▶ _TASK DIRECTIONS_
Assemble all lines in which the string "dining" appears.

▶ _DATA EXTRACT_
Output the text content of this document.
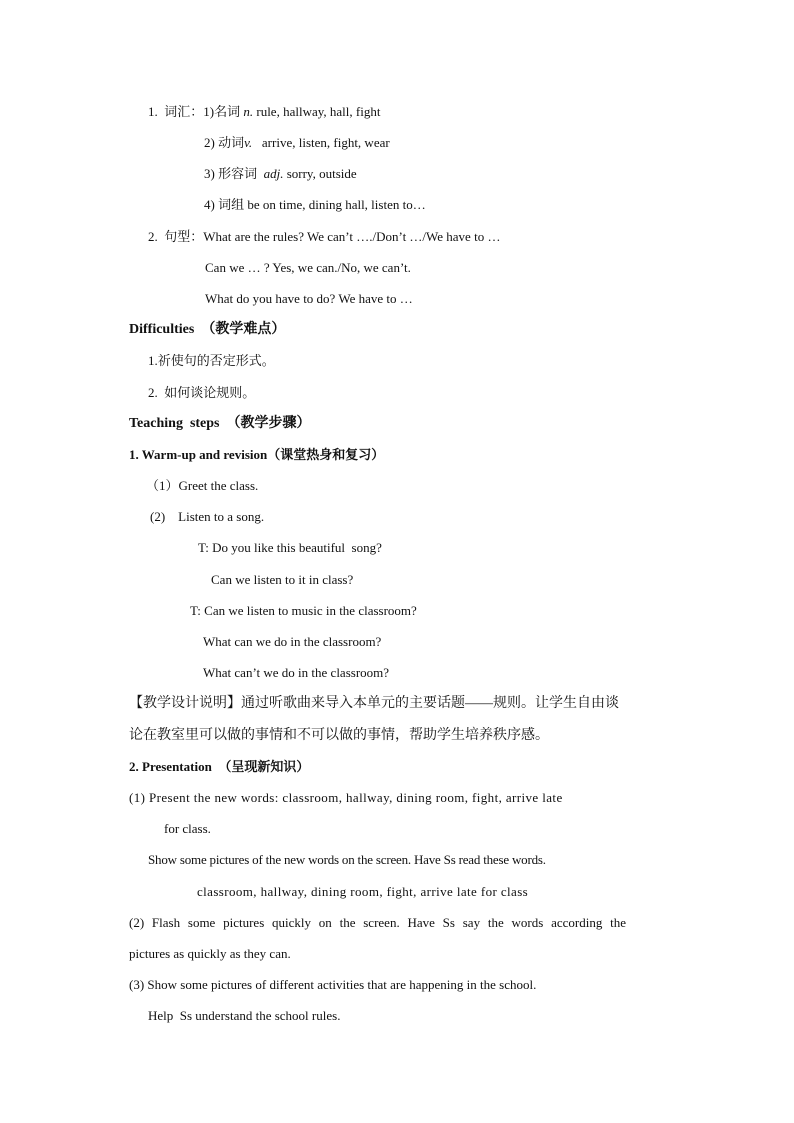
1. 词汇：1)名词 n. rule, hallway, hall, fight
2) 动词v.   arrive, listen, fight, wear
3) 形容词  adj. sorry, outside
4) 词组 be on time, dining hall, listen to…
2. 句型：What are the rules? We can’t …./Don’t …/We have to …
Can we … ? Yes, we can./No, we can’t.
What do you have to do? We have to …
Difficulties （教学难点）
1.祈使句的否定形式。
2.  如何谈论规则。
Teaching  steps （教学步骤）
1. Warm-up and revision（课堂热身和复习）
（1）Greet the class.
(2)    Listen to a song.
T: Do you like this beautiful  song?
Can we listen to it in class?
T: Can we listen to music in the classroom?
What can we do in the classroom?
What can’t we do in the classroom?
【教学设计说明】通过听歌曲来导入本单元的主要话题——规则。让学生自由谈
论在教室里可以做的事情和不可以做的事情，帮助学生培养秩序感。
2. Presentation （呈现新知识）
(1) Present the new words: classroom, hallway, dining room, fight, arrive late
for class.
Show some pictures of the new words on the screen. Have Ss read these words.
classroom, hallway, dining room, fight, arrive late for class
(2) Flash some pictures quickly on the screen. Have Ss say the words according the
pictures as quickly as they can.
(3) Show some pictures of different activities that are happening in the school.
Help  Ss understand the school rules.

▶ _WORKED ANSWER_
4) 词组 be on time, dining hall, listen to…
(1) Present the new words: classroom, hallway, dining room, fight, arrive late
classroom, hallway, dining room, fight, arrive late for class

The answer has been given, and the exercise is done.